Work to do – Leave out the pictures; transcribe all else exactly.

Record set –
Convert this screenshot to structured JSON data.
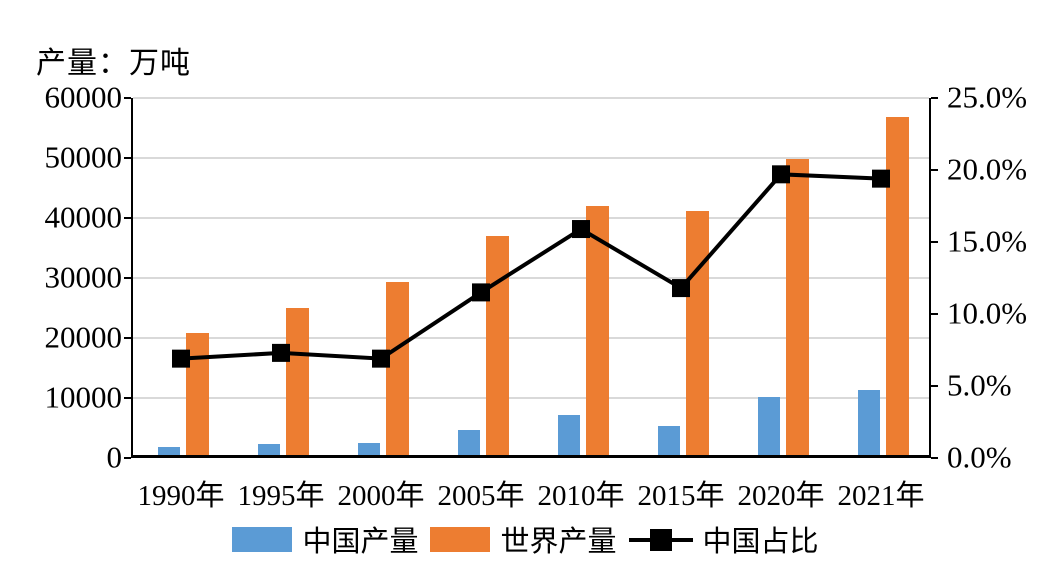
{
  "title": "产量：万吨",
  "chart_data": {
    "type": "combo-bar-line",
    "categories": [
      "1990年",
      "1995年",
      "2000年",
      "2005年",
      "2010年",
      "2015年",
      "2020年",
      "2021年"
    ],
    "series": [
      {
        "name": "中国产量",
        "type": "bar",
        "axis": "left",
        "color": "#5b9bd5",
        "values": [
          1400,
          1800,
          2000,
          4200,
          6600,
          4800,
          9700,
          10900
        ]
      },
      {
        "name": "世界产量",
        "type": "bar",
        "axis": "left",
        "color": "#ed7d31",
        "values": [
          20300,
          24500,
          28800,
          36500,
          41500,
          40600,
          49300,
          56300
        ]
      },
      {
        "name": "中国占比",
        "type": "line",
        "axis": "right",
        "color": "#000000",
        "marker": "square",
        "values_percent": [
          6.9,
          7.3,
          6.9,
          11.5,
          15.9,
          11.8,
          19.7,
          19.4
        ]
      }
    ],
    "left_axis": {
      "title": "产量：万吨",
      "min": 0,
      "max": 60000,
      "step": 10000,
      "tick_labels": [
        "0",
        "10000",
        "20000",
        "30000",
        "40000",
        "50000",
        "60000"
      ]
    },
    "right_axis": {
      "min": 0,
      "max": 25,
      "step": 5,
      "tick_labels": [
        "0.0%",
        "5.0%",
        "10.0%",
        "15.0%",
        "20.0%",
        "25.0%"
      ]
    },
    "grid": "horizontal-on",
    "legend_position": "bottom",
    "colors": {
      "china_bar": "#5b9bd5",
      "world_bar": "#ed7d31",
      "share_line": "#000000",
      "gridline": "#d9d9d9",
      "axis": "#000000"
    }
  }
}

Exercise result –
Convert this screenshot to structured JSON data.
{
  "title": "产量：万吨",
  "chart_data": {
    "type": "combo-bar-line",
    "categories": [
      "1990年",
      "1995年",
      "2000年",
      "2005年",
      "2010年",
      "2015年",
      "2020年",
      "2021年"
    ],
    "series": [
      {
        "name": "中国产量",
        "type": "bar",
        "axis": "left",
        "color": "#5b9bd5",
        "values": [
          1400,
          1800,
          2000,
          4200,
          6600,
          4800,
          9700,
          10900
        ]
      },
      {
        "name": "世界产量",
        "type": "bar",
        "axis": "left",
        "color": "#ed7d31",
        "values": [
          20300,
          24500,
          28800,
          36500,
          41500,
          40600,
          49300,
          56300
        ]
      },
      {
        "name": "中国占比",
        "type": "line",
        "axis": "right",
        "color": "#000000",
        "marker": "square",
        "values_percent": [
          6.9,
          7.3,
          6.9,
          11.5,
          15.9,
          11.8,
          19.7,
          19.4
        ]
      }
    ],
    "left_axis": {
      "title": "产量：万吨",
      "min": 0,
      "max": 60000,
      "step": 10000,
      "tick_labels": [
        "0",
        "10000",
        "20000",
        "30000",
        "40000",
        "50000",
        "60000"
      ]
    },
    "right_axis": {
      "min": 0,
      "max": 25,
      "step": 5,
      "tick_labels": [
        "0.0%",
        "5.0%",
        "10.0%",
        "15.0%",
        "20.0%",
        "25.0%"
      ]
    },
    "grid": "horizontal-on",
    "legend_position": "bottom",
    "colors": {
      "china_bar": "#5b9bd5",
      "world_bar": "#ed7d31",
      "share_line": "#000000",
      "gridline": "#d9d9d9",
      "axis": "#000000"
    }
  }
}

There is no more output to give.